Find and copy every line in the records that includes the string "nExpression".

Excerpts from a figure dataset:
# # # # #

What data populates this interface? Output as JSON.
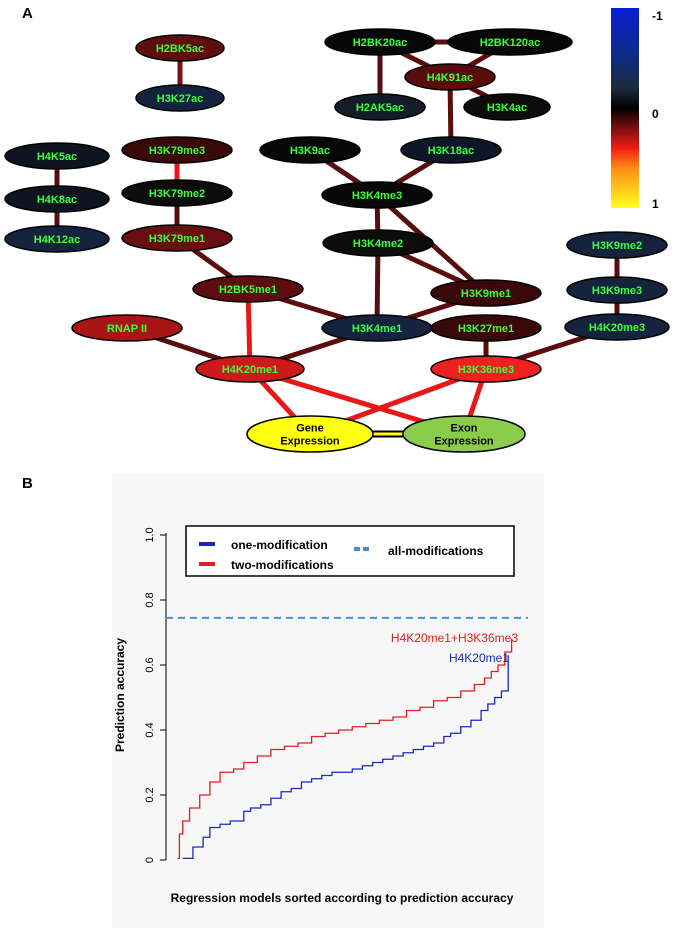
{
  "panel_a": {
    "letter": "A",
    "colorbar": {
      "labels": [
        "-1",
        "0",
        "1"
      ],
      "stops": [
        {
          "value": -1,
          "color": "#0a1fd6"
        },
        {
          "value": -0.55,
          "color": "#0d2a8a"
        },
        {
          "value": -0.2,
          "color": "#1c2c3c"
        },
        {
          "value": 0,
          "color": "#000000"
        },
        {
          "value": 0.2,
          "color": "#7a0e0e"
        },
        {
          "value": 0.4,
          "color": "#ee1c14"
        },
        {
          "value": 0.6,
          "color": "#ff8c12"
        },
        {
          "value": 1,
          "color": "#ffff20"
        }
      ]
    },
    "nodes": [
      {
        "id": "H2BK5ac",
        "label": "H2BK5ac",
        "fill": "#5e0e0e"
      },
      {
        "id": "H3K27ac",
        "label": "H3K27ac",
        "fill": "#15233e"
      },
      {
        "id": "H2BK20ac",
        "label": "H2BK20ac",
        "fill": "#080808"
      },
      {
        "id": "H2BK120ac",
        "label": "H2BK120ac",
        "fill": "#080808"
      },
      {
        "id": "H4K91ac",
        "label": "H4K91ac",
        "fill": "#5a0c0c"
      },
      {
        "id": "H2AK5ac",
        "label": "H2AK5ac",
        "fill": "#141c2c"
      },
      {
        "id": "H3K4ac",
        "label": "H3K4ac",
        "fill": "#0c0c0c"
      },
      {
        "id": "H4K5ac",
        "label": "H4K5ac",
        "fill": "#0e1420"
      },
      {
        "id": "H3K79me3",
        "label": "H3K79me3",
        "fill": "#3a0808"
      },
      {
        "id": "H3K9ac",
        "label": "H3K9ac",
        "fill": "#080808"
      },
      {
        "id": "H3K18ac",
        "label": "H3K18ac",
        "fill": "#0e1628"
      },
      {
        "id": "H4K8ac",
        "label": "H4K8ac",
        "fill": "#0e1420"
      },
      {
        "id": "H3K79me2",
        "label": "H3K79me2",
        "fill": "#0c0c0c"
      },
      {
        "id": "H3K4me3",
        "label": "H3K4me3",
        "fill": "#080808"
      },
      {
        "id": "H4K12ac",
        "label": "H4K12ac",
        "fill": "#15233e"
      },
      {
        "id": "H3K79me1",
        "label": "H3K79me1",
        "fill": "#6a0f0f"
      },
      {
        "id": "H3K4me2",
        "label": "H3K4me2",
        "fill": "#0c0c0c"
      },
      {
        "id": "H3K9me2",
        "label": "H3K9me2",
        "fill": "#15233e"
      },
      {
        "id": "H2BK5me1",
        "label": "H2BK5me1",
        "fill": "#5e0e0e"
      },
      {
        "id": "H3K9me1",
        "label": "H3K9me1",
        "fill": "#3a0808"
      },
      {
        "id": "H3K9me3",
        "label": "H3K9me3",
        "fill": "#15233e"
      },
      {
        "id": "RNAPII",
        "label": "RNAP II",
        "fill": "#a81515"
      },
      {
        "id": "H3K4me1",
        "label": "H3K4me1",
        "fill": "#15233e"
      },
      {
        "id": "H3K27me1",
        "label": "H3K27me1",
        "fill": "#3a0808"
      },
      {
        "id": "H4K20me3",
        "label": "H4K20me3",
        "fill": "#15233e"
      },
      {
        "id": "H4K20me1",
        "label": "H4K20me1",
        "fill": "#cc1a1a"
      },
      {
        "id": "H3K36me3",
        "label": "H3K36me3",
        "fill": "#ee2020"
      },
      {
        "id": "GeneExpr",
        "label": "Gene\nExpression",
        "fill": "#ffff10",
        "text_color": "#000000"
      },
      {
        "id": "ExonExpr",
        "label": "Exon\nExpression",
        "fill": "#8ccc4c",
        "text_color": "#000000"
      }
    ],
    "edges": [
      {
        "from": "H2BK5ac",
        "to": "H3K27ac",
        "color": "#7a1212"
      },
      {
        "from": "H2BK20ac",
        "to": "H2BK120ac",
        "color": "#5a0d0d"
      },
      {
        "from": "H2BK20ac",
        "to": "H4K91ac",
        "color": "#5a0d0d"
      },
      {
        "from": "H2BK120ac",
        "to": "H4K91ac",
        "color": "#5a0d0d"
      },
      {
        "from": "H2BK20ac",
        "to": "H2AK5ac",
        "color": "#5a0d0d"
      },
      {
        "from": "H4K91ac",
        "to": "H3K4ac",
        "color": "#5a0d0d"
      },
      {
        "from": "H4K91ac",
        "to": "H3K18ac",
        "color": "#5a0d0d"
      },
      {
        "from": "H4K5ac",
        "to": "H4K8ac",
        "color": "#5a0d0d"
      },
      {
        "from": "H4K8ac",
        "to": "H4K12ac",
        "color": "#5a0d0d"
      },
      {
        "from": "H3K79me3",
        "to": "H3K79me2",
        "color": "#e81818"
      },
      {
        "from": "H3K79me2",
        "to": "H3K79me1",
        "color": "#5a0d0d"
      },
      {
        "from": "H3K79me1",
        "to": "H2BK5me1",
        "color": "#5a0d0d"
      },
      {
        "from": "H3K9ac",
        "to": "H3K4me3",
        "color": "#5a0d0d"
      },
      {
        "from": "H3K18ac",
        "to": "H3K4me3",
        "color": "#5a0d0d"
      },
      {
        "from": "H3K4me3",
        "to": "H3K4me2",
        "color": "#5a0d0d"
      },
      {
        "from": "H3K4me3",
        "to": "H3K9me1",
        "color": "#5a0d0d"
      },
      {
        "from": "H3K4me2",
        "to": "H3K9me1",
        "color": "#5a0d0d"
      },
      {
        "from": "H3K4me2",
        "to": "H3K4me1",
        "color": "#5a0d0d"
      },
      {
        "from": "H3K9me2",
        "to": "H3K9me3",
        "color": "#5a0d0d"
      },
      {
        "from": "H3K9me3",
        "to": "H4K20me3",
        "color": "#5a0d0d"
      },
      {
        "from": "H2BK5me1",
        "to": "H3K4me1",
        "color": "#5a0d0d"
      },
      {
        "from": "H2BK5me1",
        "to": "H4K20me1",
        "color": "#e81818"
      },
      {
        "from": "H3K9me1",
        "to": "H3K4me1",
        "color": "#5a0d0d"
      },
      {
        "from": "RNAPII",
        "to": "H4K20me1",
        "color": "#5a0d0d"
      },
      {
        "from": "H3K4me1",
        "to": "H4K20me1",
        "color": "#5a0d0d"
      },
      {
        "from": "H3K27me1",
        "to": "H3K36me3",
        "color": "#5a0d0d"
      },
      {
        "from": "H4K20me3",
        "to": "H3K36me3",
        "color": "#5a0d0d"
      },
      {
        "from": "H4K20me1",
        "to": "GeneExpr",
        "color": "#e81818"
      },
      {
        "from": "H4K20me1",
        "to": "ExonExpr",
        "color": "#e81818"
      },
      {
        "from": "H3K36me3",
        "to": "GeneExpr",
        "color": "#e81818"
      },
      {
        "from": "H3K36me3",
        "to": "ExonExpr",
        "color": "#e81818"
      }
    ],
    "link_between_expressions": {
      "from": "GeneExpr",
      "to": "ExonExpr",
      "color": "#ffff10"
    }
  },
  "chart_data": {
    "type": "line",
    "panel_letter": "B",
    "title": "",
    "xlabel": "Regression models sorted according to prediction accuracy",
    "ylabel": "Prediction accuracy",
    "ylim": [
      0,
      1.0
    ],
    "yticks": [
      "0",
      "0.2",
      "0.4",
      "0.6",
      "0.8",
      "1.0"
    ],
    "ytick_values": [
      0,
      0.2,
      0.4,
      0.6,
      0.8,
      1.0
    ],
    "xlim": [
      0,
      100
    ],
    "legend": {
      "placement": "top",
      "entries": [
        {
          "label": "one-modification",
          "color": "#1a2ab8",
          "style": "solid"
        },
        {
          "label": "two-modifications",
          "color": "#e02020",
          "style": "solid"
        },
        {
          "label": "all-modifications",
          "color": "#4a8ed0",
          "style": "dashed"
        }
      ]
    },
    "series": [
      {
        "name": "one-modification",
        "color": "#1a2ab8",
        "x": [
          2,
          5,
          8,
          10,
          13,
          16,
          20,
          22,
          25,
          28,
          31,
          34,
          37,
          40,
          43,
          46,
          49,
          52,
          55,
          58,
          61,
          64,
          67,
          70,
          73,
          76,
          79,
          81,
          84,
          87,
          90,
          92,
          94,
          96,
          98
        ],
        "values": [
          0.005,
          0.04,
          0.07,
          0.1,
          0.11,
          0.12,
          0.15,
          0.16,
          0.17,
          0.19,
          0.21,
          0.22,
          0.24,
          0.25,
          0.26,
          0.27,
          0.27,
          0.28,
          0.29,
          0.3,
          0.31,
          0.32,
          0.33,
          0.34,
          0.35,
          0.36,
          0.38,
          0.39,
          0.41,
          0.43,
          0.46,
          0.48,
          0.5,
          0.52,
          0.63
        ]
      },
      {
        "name": "two-modifications",
        "color": "#e02020",
        "x": [
          0.5,
          1,
          2,
          4,
          7,
          10,
          13,
          17,
          20,
          24,
          28,
          32,
          36,
          40,
          44,
          48,
          52,
          56,
          60,
          64,
          68,
          72,
          76,
          80,
          84,
          88,
          91,
          93,
          95,
          97,
          99
        ],
        "values": [
          0.005,
          0.08,
          0.12,
          0.16,
          0.2,
          0.24,
          0.27,
          0.28,
          0.3,
          0.32,
          0.34,
          0.35,
          0.36,
          0.38,
          0.39,
          0.4,
          0.41,
          0.42,
          0.43,
          0.44,
          0.46,
          0.47,
          0.49,
          0.5,
          0.52,
          0.54,
          0.56,
          0.58,
          0.6,
          0.64,
          0.68
        ]
      },
      {
        "name": "all-modifications",
        "color": "#4a8ed0",
        "style": "dashed",
        "y_constant": 0.745
      }
    ],
    "annotations": [
      {
        "text": "H4K20me1+H3K36me3",
        "color": "#e02020",
        "series": "two-modifications"
      },
      {
        "text": "H4K20me1",
        "color": "#1a2ab8",
        "series": "one-modification"
      }
    ]
  }
}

# # # # #

### CORRECT RESPONSE
        "label": "Gene\nExpression",
        "label": "Exon\nExpression",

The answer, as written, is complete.